METHOD FOR DETERMINING A WEAR STATE OF COMPONENTS OF A SUSPENSION MEANS ARRANGEMENT OF AN ELEVATOR SYSTEM

Abstract

A method and a monitoring device determine a wear state of components such as a cable-like suspension means, a traction sheave of a drive machine and deflection rollers of a suspension means arrangement of an elevator system. The method comprises at least the following steps: monitoring an actual time curve of a first parameter which correlates with the wear state of at least one first monitored component of the components; comparing the actual time curve of the monitored first parameter with a predetermined expected time curve of the first parameter; and determining the wear state of the monitored component based on a result of the comparison.

Claims

1-15. (canceled)

16. A method for determining a wear state of components of a suspension means arrangement of an elevator system, the method comprising steps of: generating an actual time curve by monitoring a first parameter that correlates with a wear state of a first monitored component of the components of the suspension means arrangement; comparing the actual time curve of the first parameter with a predetermined expected time curve of the first parameter; and determining the wear state of the first monitored component based on a result of the comparison, wherein the wear state is determined based on an incipient decrease in a modulus of elasticity of a cable-like suspension means of the suspension means arrangement after a preceding successive increase in the modulus of elasticity of the suspension means.

Collection entries
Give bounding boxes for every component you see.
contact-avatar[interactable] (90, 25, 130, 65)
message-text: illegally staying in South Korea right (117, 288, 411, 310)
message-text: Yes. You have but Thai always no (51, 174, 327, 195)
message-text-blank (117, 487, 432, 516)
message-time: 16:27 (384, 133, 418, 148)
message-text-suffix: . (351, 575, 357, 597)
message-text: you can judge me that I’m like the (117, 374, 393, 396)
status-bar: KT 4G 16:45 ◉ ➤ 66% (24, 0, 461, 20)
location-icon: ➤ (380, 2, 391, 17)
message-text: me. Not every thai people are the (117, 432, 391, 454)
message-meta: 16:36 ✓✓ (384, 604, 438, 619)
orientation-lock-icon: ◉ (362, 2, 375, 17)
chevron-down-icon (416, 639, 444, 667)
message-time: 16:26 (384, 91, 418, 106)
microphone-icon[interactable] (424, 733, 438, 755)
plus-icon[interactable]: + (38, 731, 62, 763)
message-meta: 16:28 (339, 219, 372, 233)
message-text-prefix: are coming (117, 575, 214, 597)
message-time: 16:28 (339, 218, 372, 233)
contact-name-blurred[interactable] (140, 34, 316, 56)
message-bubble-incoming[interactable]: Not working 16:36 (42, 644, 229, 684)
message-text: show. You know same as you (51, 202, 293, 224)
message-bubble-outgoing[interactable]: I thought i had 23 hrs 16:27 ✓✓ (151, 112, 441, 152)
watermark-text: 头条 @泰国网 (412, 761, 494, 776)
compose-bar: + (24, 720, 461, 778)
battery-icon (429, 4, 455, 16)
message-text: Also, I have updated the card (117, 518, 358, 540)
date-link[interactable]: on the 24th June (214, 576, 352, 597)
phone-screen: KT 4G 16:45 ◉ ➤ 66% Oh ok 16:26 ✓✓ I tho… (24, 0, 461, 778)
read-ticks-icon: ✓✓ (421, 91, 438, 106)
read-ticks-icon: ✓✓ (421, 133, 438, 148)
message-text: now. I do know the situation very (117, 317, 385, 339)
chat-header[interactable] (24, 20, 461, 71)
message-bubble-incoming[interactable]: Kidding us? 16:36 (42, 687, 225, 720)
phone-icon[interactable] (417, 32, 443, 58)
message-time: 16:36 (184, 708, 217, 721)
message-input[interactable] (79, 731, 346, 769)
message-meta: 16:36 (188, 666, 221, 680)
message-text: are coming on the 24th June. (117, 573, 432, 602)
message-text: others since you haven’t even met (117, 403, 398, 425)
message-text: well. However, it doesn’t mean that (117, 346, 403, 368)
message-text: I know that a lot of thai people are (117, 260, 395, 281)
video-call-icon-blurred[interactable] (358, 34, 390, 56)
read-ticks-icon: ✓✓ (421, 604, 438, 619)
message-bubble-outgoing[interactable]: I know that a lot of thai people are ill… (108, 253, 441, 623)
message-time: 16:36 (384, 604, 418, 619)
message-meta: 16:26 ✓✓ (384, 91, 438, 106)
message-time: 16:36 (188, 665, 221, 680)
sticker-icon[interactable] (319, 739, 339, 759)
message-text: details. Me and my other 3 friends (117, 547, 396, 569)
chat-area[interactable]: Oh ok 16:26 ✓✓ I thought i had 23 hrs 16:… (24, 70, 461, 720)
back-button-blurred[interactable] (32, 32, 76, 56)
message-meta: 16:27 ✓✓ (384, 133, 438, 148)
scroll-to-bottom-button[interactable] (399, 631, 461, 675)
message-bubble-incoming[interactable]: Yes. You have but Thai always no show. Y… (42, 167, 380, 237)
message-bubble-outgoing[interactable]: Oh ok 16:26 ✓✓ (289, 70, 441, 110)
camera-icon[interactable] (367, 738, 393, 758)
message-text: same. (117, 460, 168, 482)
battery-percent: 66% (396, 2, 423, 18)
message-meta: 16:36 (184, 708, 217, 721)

*Task requirements*:
1. From the patent excerpt, reproduce word for word the passage between "1-15. (canceled)" and "the suspension means.", inclusive.
2. Answer these questions using the patent excerpt.
(a) Which components does the abstract name as examples?
(b) Which claims are marked as canceled?
(c) In claim 16, what is the wear state determined from?
None of the material is needed here.

*Solutions in order*:
1.
1-15. (canceled)

16. A method for determining a wear state of components of a suspension means arrangement of an elevator system, the method comprising steps of: generating an actual time curve by monitoring a first parameter that correlates with a wear state of a first monitored component of the components of the suspension means arrangement; comparing the actual time curve of the first parameter with a predetermined expected time curve of the first parameter; and determining the wear state of the first monitored component based on a result of the comparison, wherein the wear state is determined based on an incipient decrease in a modulus of elasticity of a cable-like suspension means of the suspension means arrangement after a preceding successive increase in the modulus of elasticity of the suspension means.

2.
(a) A cable-like suspension means, a traction sheave of a drive machine, and deflection rollers.
(b) Claims 1-15.
(c) An incipient decrease in the modulus of elasticity of a cable-like suspension means after a preceding successive increase in that modulus.